Work instructions
Output the records. Match them exactly.

Data for this task
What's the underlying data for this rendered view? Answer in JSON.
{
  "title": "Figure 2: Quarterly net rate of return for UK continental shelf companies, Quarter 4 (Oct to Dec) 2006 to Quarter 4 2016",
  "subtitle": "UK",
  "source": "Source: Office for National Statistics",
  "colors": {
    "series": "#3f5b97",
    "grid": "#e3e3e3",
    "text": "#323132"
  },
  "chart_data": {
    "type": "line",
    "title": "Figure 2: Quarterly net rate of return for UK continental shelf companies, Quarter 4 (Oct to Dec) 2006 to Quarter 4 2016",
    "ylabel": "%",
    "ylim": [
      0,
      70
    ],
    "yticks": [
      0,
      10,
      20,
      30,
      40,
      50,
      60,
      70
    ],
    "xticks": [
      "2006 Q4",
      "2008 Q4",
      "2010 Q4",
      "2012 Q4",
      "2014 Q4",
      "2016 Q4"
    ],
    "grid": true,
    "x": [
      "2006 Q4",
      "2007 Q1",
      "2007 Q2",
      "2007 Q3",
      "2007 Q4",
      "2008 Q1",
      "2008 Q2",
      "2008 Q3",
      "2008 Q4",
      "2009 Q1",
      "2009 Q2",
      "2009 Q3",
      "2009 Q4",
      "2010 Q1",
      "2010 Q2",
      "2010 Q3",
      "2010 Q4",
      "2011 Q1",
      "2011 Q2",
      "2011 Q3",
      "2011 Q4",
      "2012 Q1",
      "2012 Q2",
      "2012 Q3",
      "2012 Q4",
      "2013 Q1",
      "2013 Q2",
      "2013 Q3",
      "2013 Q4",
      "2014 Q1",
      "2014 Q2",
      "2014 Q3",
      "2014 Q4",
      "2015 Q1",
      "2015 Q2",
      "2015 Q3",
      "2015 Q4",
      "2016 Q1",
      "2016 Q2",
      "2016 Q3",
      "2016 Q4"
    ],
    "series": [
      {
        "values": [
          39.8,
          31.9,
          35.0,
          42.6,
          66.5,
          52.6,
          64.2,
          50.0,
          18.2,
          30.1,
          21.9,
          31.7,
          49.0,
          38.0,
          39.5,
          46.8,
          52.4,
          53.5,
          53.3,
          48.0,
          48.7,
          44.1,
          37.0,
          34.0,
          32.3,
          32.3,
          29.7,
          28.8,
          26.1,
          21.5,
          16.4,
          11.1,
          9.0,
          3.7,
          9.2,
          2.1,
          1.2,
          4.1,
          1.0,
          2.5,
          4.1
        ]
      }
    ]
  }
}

Exercise solution
What's the underlying data for this rendered view? Answer in JSON.
{
  "title": "Figure 2: Quarterly net rate of return for UK continental shelf companies, Quarter 4 (Oct to Dec) 2006 to Quarter 4 2016",
  "subtitle": "UK",
  "source": "Source: Office for National Statistics",
  "colors": {
    "series": "#3f5b97",
    "grid": "#e3e3e3",
    "text": "#323132"
  },
  "chart_data": {
    "type": "line",
    "title": "Figure 2: Quarterly net rate of return for UK continental shelf companies, Quarter 4 (Oct to Dec) 2006 to Quarter 4 2016",
    "ylabel": "%",
    "ylim": [
      0,
      70
    ],
    "yticks": [
      0,
      10,
      20,
      30,
      40,
      50,
      60,
      70
    ],
    "xticks": [
      "2006 Q4",
      "2008 Q4",
      "2010 Q4",
      "2012 Q4",
      "2014 Q4",
      "2016 Q4"
    ],
    "grid": true,
    "x": [
      "2006 Q4",
      "2007 Q1",
      "2007 Q2",
      "2007 Q3",
      "2007 Q4",
      "2008 Q1",
      "2008 Q2",
      "2008 Q3",
      "2008 Q4",
      "2009 Q1",
      "2009 Q2",
      "2009 Q3",
      "2009 Q4",
      "2010 Q1",
      "2010 Q2",
      "2010 Q3",
      "2010 Q4",
      "2011 Q1",
      "2011 Q2",
      "2011 Q3",
      "2011 Q4",
      "2012 Q1",
      "2012 Q2",
      "2012 Q3",
      "2012 Q4",
      "2013 Q1",
      "2013 Q2",
      "2013 Q3",
      "2013 Q4",
      "2014 Q1",
      "2014 Q2",
      "2014 Q3",
      "2014 Q4",
      "2015 Q1",
      "2015 Q2",
      "2015 Q3",
      "2015 Q4",
      "2016 Q1",
      "2016 Q2",
      "2016 Q3",
      "2016 Q4"
    ],
    "series": [
      {
        "values": [
          39.8,
          31.9,
          35.0,
          42.6,
          66.5,
          52.6,
          64.2,
          50.0,
          18.2,
          30.1,
          21.9,
          31.7,
          49.0,
          38.0,
          39.5,
          46.8,
          52.4,
          53.5,
          53.3,
          48.0,
          48.7,
          44.1,
          37.0,
          34.0,
          32.3,
          32.3,
          29.7,
          28.8,
          26.1,
          21.5,
          16.4,
          11.1,
          9.0,
          3.7,
          9.2,
          2.1,
          1.2,
          4.1,
          1.0,
          2.5,
          4.1
        ]
      }
    ]
  }
}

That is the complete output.